Le projet de loi sur les déchets à Genève est l’exemple même de ce qui ne doit pas être fait. Cela vient perturber un éco-système en développement (cf. collecte 2020-2025). Une base légale globale avec un cadre général permet ainsi aux entreprises de travailler librement, de façon sereine et proactive et de trouver les meilleures solutions adaptées au marché.
Les investissements dans les entreprises se font sur un temps long, mais aujourd’hui les différents changements de cap réguliers de la politique rendent la gestion d’un groupe industriel de plus en plus compliquée, privant ainsi les dirigeants de la vision long terme nécessaire au bon pilotage d’une société.
Pour l’instant, les échanges entre industriels et politiques manquent cruellement. Pour Guillaume Darbon-Guillin, l’industrie a beaucoup à apporter à la politique dans ces périodes où des décisions majeures sont prises façonnant l’avenir de notre filière. La solution de demain doit être co-conçue, prenant en compte de l’expérience de chacun.
Le contenu du PPWR
Le PPWR traite un emballage alimentaire primaire de la même manière qu’un emballage secondaire (carton de transport) ou tertiaire (palette, film étirable …), ce qui peut avoir des conséquences sur la santé publique. Par exemple: la notion d’incorporation de matière recyclée est très importante dans le PPWR.
Or, cela ne pose aucun problème dans le cas d’un emballage d’un produit électronique ou encore d’une boite de transport. A contrario, pour l’emballage en contact avec l’aliment, il est primordial de respecter des normes strictes pour éviter la contamination par la migration de substances indésirables.
Par exemple, il est possible d’utiliser du PET recyclé dans un emballage alimentaire, alors que pour le PP, ce n’est pas le cas, il peut être néanmoins recyclé dans une autre filière (laine polaire, tableau de bord d’une voiture, moquette …). Dans le cas du carton, seul la fibre 100% vierge est tolérée dans le secteur alimentaire.
La définition d’un emballage à usage unique n’est pas claire au niveau Européen. En effet, la définition n’est pas la même dans le PPWR que dans la SUP, une uniformisation est donc nécessaire.
Les analyses de cycle de vie (ACV) montrent qu’un emballage réutilisable n’est pas toujours meilleur (bilan carbone) qu’un emballage à usage unique. Chaque matériau à une utilité et des propriétés qui lui sont spécifiques. Ainsi il est important de ne pas les opposer et de choisir le juste matériau pour le juste usage.
La fonction première d’un emballage alimentaire est la protection du produit, sa conservation ainsi que la logistique associée. Les marquages sur les emballages (tri-man, mobius…) sont importants, et doivent être encore améliorée, notamment au travers d’une harmonisation européenne. Cela permettra de développer la collecte qui doit continuer de se structurer davantage, notamment en mobilité.

▶ Votre objectif:
Répondez brièvement à ces questions sur le texte de la page :
(a) Quel projet de loi le texte présente-t-il comme l'exemple même de ce qui ne doit pas être fait ?
(b) Quelle fibre est seule tolérée pour le carton dans le secteur alimentaire ?
(c) Quels marquages figurant sur les emballages sont cités en exemple ?

▶ Entrées extraites:
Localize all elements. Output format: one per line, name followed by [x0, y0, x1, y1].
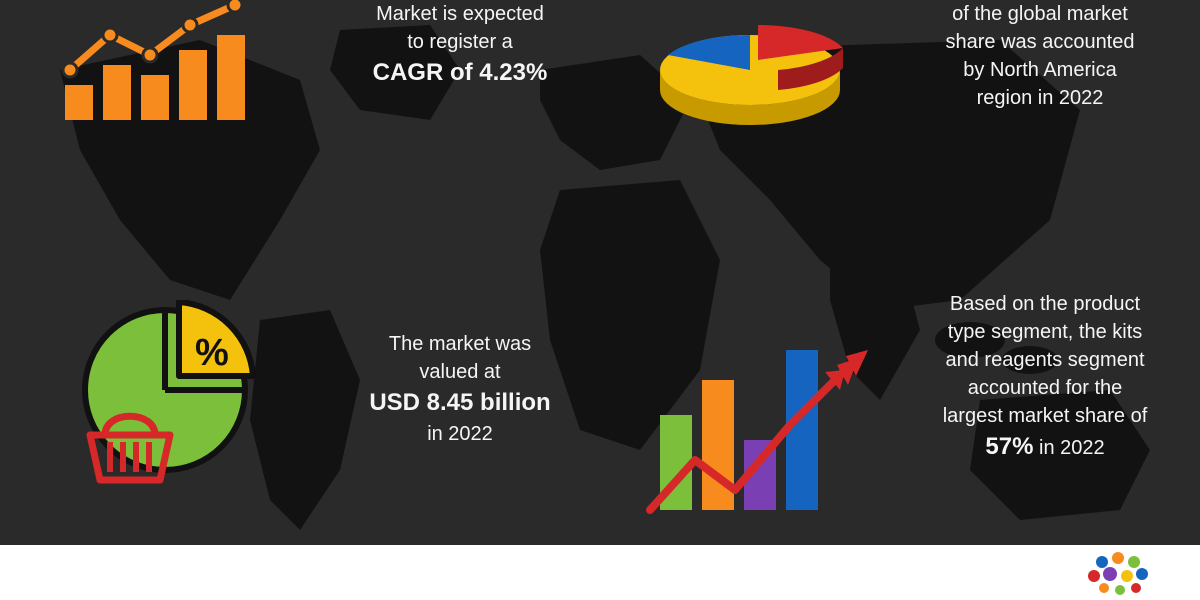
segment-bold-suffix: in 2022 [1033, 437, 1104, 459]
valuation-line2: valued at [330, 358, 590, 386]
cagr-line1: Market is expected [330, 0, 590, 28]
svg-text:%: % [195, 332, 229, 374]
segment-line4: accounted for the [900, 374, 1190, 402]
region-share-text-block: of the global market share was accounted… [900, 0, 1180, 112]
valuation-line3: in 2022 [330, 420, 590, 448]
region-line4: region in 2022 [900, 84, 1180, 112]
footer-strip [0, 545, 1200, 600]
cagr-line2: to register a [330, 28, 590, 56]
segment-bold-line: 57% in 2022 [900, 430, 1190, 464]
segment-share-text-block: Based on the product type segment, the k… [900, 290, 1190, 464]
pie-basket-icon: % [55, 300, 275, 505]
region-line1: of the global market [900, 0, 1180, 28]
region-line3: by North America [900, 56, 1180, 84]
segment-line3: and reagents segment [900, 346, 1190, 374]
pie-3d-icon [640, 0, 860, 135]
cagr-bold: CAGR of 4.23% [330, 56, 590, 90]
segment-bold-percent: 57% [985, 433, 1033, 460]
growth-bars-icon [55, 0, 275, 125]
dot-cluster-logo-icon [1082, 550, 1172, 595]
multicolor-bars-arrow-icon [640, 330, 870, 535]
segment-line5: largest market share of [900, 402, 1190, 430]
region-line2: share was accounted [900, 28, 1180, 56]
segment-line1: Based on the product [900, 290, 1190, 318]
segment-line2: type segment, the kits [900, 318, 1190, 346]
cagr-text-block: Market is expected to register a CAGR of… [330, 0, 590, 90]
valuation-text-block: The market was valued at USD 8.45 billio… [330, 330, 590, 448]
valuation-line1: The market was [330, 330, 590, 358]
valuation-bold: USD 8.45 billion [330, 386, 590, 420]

...

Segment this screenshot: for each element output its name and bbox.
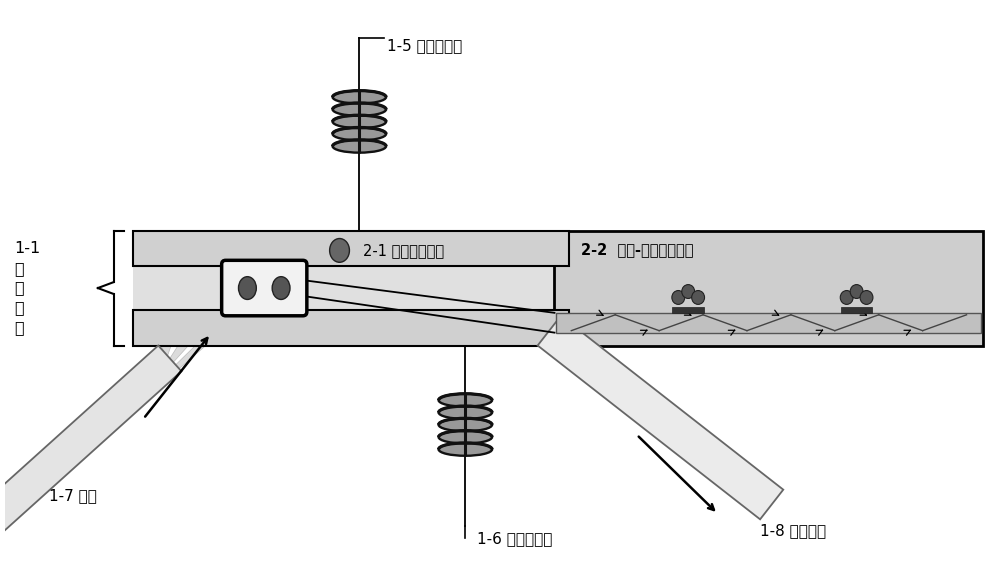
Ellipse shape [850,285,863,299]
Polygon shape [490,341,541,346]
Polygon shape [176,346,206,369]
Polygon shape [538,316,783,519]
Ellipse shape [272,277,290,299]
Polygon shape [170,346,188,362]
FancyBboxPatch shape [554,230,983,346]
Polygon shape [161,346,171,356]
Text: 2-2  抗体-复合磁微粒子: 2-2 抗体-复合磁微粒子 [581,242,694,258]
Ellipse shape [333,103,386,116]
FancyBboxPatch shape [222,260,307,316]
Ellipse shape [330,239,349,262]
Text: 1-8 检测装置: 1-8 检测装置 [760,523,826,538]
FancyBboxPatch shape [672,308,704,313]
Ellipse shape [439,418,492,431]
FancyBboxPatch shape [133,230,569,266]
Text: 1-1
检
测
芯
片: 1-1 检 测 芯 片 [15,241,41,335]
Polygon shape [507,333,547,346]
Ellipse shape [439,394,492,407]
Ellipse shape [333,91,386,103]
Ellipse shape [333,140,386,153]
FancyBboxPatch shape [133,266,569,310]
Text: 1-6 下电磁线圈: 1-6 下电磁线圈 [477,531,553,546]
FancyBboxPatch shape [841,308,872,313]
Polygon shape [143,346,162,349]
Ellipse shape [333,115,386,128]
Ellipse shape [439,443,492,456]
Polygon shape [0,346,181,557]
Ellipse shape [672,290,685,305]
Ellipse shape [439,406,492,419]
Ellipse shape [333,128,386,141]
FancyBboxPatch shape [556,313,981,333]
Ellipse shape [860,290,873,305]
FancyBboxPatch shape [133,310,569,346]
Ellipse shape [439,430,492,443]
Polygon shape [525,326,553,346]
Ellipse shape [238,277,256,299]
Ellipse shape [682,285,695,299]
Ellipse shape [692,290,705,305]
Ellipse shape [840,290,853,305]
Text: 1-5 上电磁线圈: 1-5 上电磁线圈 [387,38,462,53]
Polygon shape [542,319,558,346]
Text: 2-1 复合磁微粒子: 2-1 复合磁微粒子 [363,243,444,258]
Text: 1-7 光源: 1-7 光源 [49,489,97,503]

* * *

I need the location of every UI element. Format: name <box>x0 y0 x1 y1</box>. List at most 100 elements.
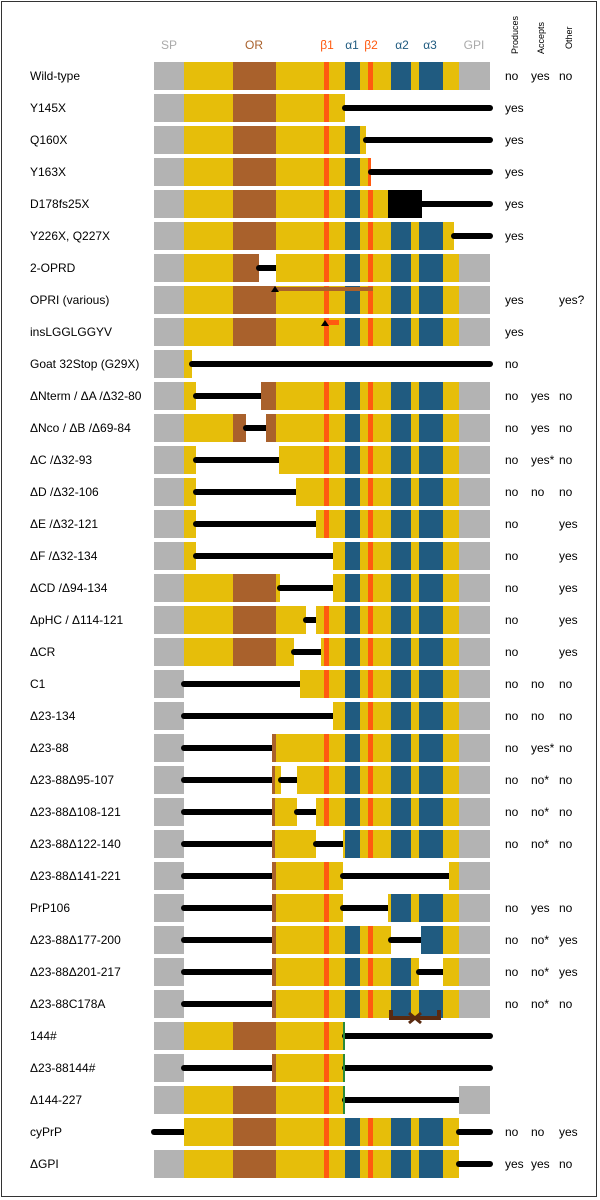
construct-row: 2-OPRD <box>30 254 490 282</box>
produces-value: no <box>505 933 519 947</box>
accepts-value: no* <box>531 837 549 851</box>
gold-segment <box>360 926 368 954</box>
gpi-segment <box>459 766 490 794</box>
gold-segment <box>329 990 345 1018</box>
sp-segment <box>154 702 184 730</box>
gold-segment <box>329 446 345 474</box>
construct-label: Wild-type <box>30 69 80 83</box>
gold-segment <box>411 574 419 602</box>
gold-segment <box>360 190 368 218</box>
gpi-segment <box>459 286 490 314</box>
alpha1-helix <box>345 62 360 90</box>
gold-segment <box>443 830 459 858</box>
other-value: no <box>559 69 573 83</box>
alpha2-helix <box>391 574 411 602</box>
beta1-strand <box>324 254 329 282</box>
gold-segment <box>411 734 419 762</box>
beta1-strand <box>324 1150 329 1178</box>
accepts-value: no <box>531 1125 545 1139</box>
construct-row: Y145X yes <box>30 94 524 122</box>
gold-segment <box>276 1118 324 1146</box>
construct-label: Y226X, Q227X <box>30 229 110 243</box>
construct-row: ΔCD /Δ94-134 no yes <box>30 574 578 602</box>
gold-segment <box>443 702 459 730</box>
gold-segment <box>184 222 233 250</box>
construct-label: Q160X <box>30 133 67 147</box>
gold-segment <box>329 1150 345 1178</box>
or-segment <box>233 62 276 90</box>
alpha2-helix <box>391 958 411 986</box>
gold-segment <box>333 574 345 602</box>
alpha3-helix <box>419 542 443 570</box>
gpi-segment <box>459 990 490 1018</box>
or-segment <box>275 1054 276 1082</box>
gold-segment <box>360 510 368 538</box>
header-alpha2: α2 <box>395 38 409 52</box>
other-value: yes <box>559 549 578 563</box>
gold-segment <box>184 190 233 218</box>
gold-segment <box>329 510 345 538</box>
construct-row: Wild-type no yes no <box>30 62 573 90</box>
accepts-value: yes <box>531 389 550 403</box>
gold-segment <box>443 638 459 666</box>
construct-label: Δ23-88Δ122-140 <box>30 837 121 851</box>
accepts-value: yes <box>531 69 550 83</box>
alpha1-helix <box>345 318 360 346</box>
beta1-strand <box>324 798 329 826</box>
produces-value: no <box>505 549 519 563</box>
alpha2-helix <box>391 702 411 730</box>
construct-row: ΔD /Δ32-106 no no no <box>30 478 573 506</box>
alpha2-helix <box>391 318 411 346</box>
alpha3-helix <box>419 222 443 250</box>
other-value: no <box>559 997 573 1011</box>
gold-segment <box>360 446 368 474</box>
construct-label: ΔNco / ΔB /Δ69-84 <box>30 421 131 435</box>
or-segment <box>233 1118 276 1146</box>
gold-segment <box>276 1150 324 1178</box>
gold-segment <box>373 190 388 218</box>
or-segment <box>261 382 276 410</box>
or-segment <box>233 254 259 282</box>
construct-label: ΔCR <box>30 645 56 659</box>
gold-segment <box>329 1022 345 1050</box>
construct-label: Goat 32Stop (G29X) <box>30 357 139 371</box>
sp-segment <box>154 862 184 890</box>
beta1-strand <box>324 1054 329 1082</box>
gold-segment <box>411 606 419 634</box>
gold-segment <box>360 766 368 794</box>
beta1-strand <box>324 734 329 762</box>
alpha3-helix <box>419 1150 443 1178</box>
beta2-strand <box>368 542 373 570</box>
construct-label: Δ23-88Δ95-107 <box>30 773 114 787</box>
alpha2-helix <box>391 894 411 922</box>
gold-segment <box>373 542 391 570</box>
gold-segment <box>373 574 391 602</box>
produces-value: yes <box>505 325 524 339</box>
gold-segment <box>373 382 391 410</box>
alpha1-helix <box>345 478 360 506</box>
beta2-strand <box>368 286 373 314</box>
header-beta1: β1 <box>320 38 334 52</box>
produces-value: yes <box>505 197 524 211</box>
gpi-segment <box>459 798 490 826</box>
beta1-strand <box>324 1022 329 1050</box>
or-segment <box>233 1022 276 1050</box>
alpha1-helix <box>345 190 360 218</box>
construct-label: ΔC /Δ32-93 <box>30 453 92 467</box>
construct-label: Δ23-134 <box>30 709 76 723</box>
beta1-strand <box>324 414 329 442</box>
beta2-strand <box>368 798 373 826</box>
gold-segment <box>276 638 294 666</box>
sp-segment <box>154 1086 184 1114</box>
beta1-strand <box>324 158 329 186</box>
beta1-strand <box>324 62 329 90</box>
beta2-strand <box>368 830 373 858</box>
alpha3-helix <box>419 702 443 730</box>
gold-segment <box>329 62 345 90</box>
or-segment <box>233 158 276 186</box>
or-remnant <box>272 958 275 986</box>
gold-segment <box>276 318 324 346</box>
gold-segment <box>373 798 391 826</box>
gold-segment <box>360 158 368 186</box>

▶ Résultat attendu:
(a) Le projet de loi sur les déchets à Genève.
(b) La fibre 100 % vierge.
(c) Le tri-man et le mobius.